§ **What needs to be done**:
Only the number is wanted: how many lines of these entries contain the word "this"?

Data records
────────────────────────────────────────

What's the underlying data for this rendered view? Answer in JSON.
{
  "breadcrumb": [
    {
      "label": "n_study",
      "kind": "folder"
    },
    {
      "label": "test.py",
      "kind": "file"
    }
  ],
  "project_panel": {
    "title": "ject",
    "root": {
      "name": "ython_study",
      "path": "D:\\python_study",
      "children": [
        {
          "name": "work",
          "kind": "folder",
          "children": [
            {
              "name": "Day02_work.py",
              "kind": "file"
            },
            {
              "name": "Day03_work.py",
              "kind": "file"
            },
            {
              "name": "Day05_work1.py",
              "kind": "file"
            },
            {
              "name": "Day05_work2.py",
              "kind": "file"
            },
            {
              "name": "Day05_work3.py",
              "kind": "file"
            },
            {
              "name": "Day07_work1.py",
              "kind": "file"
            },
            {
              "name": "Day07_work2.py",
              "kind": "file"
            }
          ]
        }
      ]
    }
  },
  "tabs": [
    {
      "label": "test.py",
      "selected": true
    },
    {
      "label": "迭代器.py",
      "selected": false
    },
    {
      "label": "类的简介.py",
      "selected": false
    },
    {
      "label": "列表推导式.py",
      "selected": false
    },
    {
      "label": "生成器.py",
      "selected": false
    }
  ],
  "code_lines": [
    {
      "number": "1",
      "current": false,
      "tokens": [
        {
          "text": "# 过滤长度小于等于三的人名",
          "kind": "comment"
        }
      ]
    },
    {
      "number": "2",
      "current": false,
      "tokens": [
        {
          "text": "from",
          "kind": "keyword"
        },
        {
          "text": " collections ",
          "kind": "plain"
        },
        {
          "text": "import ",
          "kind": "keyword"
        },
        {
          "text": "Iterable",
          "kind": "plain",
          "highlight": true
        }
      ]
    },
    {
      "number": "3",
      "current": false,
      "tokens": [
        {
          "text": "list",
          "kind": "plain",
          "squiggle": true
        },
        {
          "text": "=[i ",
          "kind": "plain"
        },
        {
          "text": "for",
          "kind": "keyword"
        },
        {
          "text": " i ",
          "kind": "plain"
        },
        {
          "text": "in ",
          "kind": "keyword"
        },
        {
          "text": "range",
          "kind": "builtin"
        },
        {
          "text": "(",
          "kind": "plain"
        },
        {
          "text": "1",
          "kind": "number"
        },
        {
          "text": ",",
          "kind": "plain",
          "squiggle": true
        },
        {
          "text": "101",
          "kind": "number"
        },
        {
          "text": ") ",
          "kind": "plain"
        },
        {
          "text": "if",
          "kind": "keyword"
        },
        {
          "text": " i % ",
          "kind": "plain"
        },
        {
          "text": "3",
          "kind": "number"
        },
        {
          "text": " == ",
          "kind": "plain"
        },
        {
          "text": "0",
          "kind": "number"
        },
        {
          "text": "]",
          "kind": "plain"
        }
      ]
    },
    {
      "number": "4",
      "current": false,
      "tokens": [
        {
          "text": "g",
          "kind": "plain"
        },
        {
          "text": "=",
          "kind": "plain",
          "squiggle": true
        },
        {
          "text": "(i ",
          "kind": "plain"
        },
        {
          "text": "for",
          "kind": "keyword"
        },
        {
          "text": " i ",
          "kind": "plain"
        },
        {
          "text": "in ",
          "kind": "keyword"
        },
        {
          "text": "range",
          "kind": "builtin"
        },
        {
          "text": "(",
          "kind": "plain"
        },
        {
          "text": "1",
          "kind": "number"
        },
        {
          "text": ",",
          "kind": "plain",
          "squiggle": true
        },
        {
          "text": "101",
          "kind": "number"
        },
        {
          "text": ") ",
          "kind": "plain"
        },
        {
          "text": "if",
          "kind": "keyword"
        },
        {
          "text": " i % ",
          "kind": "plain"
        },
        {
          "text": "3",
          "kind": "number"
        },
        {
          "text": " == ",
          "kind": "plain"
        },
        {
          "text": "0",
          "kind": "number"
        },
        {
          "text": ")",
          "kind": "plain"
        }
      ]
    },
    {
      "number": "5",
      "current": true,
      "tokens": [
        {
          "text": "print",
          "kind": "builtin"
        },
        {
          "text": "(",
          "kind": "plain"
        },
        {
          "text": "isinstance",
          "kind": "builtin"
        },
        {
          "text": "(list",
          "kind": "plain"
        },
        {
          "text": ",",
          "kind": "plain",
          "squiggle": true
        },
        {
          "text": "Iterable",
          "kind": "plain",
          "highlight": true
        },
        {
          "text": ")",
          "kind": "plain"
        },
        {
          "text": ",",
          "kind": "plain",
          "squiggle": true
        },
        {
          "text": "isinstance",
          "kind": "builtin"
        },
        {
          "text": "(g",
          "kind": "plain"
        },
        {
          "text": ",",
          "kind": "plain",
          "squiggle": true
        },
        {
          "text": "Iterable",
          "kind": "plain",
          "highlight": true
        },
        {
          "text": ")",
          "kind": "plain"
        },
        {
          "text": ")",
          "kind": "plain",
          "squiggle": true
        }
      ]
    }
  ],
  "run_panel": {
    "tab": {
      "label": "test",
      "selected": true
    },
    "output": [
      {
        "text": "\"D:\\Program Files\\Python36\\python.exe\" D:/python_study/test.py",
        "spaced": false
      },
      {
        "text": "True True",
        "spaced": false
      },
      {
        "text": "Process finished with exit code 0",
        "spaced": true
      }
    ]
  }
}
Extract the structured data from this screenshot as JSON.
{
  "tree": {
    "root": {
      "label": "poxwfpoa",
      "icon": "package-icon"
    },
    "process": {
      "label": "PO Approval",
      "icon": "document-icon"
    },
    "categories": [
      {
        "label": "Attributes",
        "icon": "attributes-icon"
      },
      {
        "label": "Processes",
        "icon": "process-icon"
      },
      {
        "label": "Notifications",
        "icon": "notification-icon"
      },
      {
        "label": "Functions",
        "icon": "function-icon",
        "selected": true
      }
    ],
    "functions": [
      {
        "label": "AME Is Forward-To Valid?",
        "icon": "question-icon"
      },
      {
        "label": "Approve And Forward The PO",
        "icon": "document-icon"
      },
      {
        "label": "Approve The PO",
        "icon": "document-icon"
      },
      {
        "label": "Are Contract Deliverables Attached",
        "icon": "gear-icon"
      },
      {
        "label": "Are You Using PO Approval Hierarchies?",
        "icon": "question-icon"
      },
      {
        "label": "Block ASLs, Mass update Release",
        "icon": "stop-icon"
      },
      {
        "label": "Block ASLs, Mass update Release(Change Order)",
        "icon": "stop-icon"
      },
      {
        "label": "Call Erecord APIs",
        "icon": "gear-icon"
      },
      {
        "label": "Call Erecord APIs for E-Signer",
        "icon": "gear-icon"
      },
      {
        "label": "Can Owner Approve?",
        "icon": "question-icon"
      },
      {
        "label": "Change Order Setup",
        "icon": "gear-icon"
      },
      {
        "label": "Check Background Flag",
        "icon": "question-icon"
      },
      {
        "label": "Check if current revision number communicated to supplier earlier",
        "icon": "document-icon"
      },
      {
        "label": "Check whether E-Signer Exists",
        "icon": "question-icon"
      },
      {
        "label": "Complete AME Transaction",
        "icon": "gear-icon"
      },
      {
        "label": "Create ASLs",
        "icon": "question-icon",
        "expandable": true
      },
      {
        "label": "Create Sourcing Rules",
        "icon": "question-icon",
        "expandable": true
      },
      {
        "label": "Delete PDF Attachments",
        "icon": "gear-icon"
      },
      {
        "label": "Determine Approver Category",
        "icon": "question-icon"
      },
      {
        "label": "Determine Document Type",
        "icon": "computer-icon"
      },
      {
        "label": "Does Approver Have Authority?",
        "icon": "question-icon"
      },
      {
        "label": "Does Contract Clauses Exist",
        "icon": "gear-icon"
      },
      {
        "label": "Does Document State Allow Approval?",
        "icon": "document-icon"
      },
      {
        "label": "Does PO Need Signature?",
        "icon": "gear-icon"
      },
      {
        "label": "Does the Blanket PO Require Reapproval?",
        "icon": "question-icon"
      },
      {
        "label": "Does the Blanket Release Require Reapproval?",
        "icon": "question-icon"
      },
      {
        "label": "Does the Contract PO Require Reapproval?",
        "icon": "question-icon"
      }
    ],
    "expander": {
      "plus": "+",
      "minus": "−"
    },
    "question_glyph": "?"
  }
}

────────────────────────────────────────

§ **Worked answer**:
2